→ **WHAT TO DO**: Return each line of the listing that contains the string "กงานใหญ".

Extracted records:
= = = =
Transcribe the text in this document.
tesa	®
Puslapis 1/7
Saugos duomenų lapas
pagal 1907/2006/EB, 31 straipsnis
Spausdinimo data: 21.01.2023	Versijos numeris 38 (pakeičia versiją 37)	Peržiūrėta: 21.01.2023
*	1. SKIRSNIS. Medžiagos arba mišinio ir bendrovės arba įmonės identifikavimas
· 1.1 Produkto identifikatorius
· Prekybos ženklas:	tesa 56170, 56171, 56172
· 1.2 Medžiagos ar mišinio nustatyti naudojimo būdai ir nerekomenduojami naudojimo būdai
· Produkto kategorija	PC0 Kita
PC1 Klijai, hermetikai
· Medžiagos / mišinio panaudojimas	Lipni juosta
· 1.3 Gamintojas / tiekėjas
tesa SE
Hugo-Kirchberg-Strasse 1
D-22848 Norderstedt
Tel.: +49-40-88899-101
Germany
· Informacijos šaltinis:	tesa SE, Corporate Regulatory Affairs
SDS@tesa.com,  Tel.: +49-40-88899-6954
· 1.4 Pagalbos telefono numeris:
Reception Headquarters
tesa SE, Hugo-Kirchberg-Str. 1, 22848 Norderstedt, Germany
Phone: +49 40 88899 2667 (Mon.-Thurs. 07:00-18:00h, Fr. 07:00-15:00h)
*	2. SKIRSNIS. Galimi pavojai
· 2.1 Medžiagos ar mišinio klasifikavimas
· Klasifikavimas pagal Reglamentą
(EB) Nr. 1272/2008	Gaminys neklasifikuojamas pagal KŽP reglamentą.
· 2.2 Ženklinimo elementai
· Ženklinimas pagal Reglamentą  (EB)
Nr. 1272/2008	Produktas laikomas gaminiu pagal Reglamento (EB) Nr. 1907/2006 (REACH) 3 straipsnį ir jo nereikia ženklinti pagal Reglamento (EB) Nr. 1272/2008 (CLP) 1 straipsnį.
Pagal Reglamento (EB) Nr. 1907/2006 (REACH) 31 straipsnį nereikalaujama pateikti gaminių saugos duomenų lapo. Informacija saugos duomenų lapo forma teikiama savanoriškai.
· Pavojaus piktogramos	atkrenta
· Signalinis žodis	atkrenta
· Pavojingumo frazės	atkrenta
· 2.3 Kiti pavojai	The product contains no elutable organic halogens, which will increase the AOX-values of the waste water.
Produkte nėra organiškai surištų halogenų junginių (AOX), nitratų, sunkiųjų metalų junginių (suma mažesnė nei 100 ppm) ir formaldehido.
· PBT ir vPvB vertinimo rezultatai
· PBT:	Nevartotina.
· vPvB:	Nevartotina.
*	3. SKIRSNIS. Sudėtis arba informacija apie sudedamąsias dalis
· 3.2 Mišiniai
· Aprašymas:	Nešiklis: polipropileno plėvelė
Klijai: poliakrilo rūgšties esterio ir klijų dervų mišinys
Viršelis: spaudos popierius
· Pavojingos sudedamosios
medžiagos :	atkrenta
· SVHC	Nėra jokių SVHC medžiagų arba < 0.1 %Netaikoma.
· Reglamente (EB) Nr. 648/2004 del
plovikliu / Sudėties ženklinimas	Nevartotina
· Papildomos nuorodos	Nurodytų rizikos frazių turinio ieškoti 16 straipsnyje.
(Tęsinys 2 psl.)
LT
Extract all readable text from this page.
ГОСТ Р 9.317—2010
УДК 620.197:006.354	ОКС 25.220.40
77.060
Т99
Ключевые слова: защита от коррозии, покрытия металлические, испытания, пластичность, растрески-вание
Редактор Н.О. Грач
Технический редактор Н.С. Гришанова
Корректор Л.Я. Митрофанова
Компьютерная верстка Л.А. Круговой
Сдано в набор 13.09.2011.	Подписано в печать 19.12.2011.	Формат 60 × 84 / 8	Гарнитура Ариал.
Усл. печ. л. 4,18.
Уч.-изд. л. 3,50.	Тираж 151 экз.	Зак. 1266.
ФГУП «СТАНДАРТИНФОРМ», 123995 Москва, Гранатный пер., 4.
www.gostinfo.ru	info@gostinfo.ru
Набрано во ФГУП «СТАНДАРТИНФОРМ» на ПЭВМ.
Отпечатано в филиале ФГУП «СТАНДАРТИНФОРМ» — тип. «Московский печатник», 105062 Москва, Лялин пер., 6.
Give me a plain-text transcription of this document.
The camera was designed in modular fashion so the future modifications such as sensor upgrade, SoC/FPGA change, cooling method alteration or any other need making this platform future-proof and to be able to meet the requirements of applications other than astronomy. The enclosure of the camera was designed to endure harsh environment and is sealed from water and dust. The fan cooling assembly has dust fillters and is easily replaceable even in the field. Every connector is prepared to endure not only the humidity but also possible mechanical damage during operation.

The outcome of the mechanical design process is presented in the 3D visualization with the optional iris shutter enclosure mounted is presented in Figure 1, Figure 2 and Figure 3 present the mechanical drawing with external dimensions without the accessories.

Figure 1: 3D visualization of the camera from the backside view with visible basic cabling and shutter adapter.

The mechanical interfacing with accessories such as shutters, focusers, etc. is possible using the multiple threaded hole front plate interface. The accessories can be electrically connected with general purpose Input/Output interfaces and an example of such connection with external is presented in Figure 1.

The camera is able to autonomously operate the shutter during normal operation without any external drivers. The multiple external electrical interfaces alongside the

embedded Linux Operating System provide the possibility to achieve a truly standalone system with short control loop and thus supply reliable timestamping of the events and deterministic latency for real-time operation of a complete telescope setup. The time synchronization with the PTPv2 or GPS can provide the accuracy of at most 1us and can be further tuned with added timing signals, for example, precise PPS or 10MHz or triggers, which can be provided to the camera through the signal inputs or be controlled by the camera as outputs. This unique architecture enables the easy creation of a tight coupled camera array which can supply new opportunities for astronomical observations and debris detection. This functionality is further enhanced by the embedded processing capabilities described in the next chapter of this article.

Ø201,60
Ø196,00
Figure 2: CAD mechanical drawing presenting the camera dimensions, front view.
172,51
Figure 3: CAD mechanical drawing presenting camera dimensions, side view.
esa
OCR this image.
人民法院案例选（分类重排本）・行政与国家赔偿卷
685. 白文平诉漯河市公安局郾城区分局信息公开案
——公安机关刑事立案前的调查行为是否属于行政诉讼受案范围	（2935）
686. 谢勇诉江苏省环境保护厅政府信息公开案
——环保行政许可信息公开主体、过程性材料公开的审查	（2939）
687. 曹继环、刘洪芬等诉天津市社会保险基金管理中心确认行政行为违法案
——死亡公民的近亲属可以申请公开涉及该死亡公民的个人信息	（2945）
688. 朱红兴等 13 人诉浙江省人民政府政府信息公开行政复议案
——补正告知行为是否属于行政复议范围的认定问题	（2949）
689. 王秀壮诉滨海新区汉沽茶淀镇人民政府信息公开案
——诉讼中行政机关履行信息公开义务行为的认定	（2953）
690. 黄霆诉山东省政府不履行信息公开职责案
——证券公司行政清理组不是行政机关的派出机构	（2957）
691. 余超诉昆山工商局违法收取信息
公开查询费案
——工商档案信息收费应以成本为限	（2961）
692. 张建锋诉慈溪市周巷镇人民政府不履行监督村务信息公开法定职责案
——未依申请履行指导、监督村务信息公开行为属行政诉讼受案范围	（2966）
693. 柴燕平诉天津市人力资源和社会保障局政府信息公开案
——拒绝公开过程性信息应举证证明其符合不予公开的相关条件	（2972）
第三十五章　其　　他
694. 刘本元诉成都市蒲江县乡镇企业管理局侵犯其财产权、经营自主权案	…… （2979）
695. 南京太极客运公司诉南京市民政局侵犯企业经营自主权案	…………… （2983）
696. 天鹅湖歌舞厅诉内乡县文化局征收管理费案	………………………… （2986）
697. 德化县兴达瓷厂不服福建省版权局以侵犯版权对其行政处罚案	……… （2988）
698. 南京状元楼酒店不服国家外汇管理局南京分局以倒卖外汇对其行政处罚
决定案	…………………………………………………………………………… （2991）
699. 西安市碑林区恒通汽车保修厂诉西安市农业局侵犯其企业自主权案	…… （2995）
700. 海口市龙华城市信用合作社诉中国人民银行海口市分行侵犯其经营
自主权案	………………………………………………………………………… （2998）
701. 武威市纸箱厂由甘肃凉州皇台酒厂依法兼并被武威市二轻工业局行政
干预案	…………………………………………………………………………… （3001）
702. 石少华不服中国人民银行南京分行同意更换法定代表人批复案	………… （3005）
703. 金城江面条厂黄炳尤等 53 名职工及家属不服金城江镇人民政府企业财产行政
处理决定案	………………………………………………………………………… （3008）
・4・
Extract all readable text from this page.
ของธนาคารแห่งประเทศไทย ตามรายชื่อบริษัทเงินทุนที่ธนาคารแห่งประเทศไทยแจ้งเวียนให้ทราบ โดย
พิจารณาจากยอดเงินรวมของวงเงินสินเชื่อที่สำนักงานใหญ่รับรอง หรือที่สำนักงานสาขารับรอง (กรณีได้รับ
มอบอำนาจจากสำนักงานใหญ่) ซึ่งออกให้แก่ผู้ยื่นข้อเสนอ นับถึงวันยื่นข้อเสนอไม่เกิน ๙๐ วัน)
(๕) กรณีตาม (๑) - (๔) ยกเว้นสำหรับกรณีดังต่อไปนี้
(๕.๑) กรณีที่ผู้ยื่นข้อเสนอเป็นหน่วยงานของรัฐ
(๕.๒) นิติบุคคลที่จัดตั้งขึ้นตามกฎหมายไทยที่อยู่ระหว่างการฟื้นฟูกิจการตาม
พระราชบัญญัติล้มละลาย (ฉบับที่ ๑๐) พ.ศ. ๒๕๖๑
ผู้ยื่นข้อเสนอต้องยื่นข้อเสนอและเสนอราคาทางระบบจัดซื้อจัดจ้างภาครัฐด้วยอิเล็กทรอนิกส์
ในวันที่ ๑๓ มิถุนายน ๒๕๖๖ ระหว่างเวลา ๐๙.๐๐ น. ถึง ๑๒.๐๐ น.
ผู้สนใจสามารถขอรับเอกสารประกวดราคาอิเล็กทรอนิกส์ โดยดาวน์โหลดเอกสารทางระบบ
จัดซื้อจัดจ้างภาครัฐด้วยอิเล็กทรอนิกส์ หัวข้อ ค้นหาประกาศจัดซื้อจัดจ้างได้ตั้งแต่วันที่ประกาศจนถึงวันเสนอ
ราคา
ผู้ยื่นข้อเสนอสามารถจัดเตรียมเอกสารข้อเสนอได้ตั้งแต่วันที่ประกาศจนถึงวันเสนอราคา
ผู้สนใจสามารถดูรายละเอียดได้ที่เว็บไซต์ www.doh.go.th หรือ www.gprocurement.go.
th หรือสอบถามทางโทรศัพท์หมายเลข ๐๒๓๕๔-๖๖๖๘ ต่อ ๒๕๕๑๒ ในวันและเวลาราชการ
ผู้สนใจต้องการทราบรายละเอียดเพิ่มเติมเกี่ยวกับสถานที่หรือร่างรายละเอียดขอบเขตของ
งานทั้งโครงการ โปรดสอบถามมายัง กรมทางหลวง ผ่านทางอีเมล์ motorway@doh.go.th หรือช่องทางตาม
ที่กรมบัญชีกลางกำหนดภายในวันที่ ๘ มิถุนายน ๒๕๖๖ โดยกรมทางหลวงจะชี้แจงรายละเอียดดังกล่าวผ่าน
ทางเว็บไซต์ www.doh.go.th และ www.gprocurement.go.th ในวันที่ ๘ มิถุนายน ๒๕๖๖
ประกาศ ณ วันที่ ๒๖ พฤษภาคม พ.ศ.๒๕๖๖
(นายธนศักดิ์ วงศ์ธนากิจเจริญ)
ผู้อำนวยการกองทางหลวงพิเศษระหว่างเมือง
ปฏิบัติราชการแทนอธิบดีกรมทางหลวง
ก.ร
= = = =
→ **RESPONSE FOR THIS EXERCISE**:
พิจารณาจากยอดเงินรวมของวงเงินสินเชื่อที่สำนักงานใหญ่รับรอง หรือที่สำนักงานสาขารับรอง (กรณีได้รับ
มอบอำนาจจากสำนักงานใหญ่) ซึ่งออกให้แก่ผู้ยื่นข้อเสนอ นับถึงวันยื่นข้อเสนอไม่เกิน ๙๐ วัน)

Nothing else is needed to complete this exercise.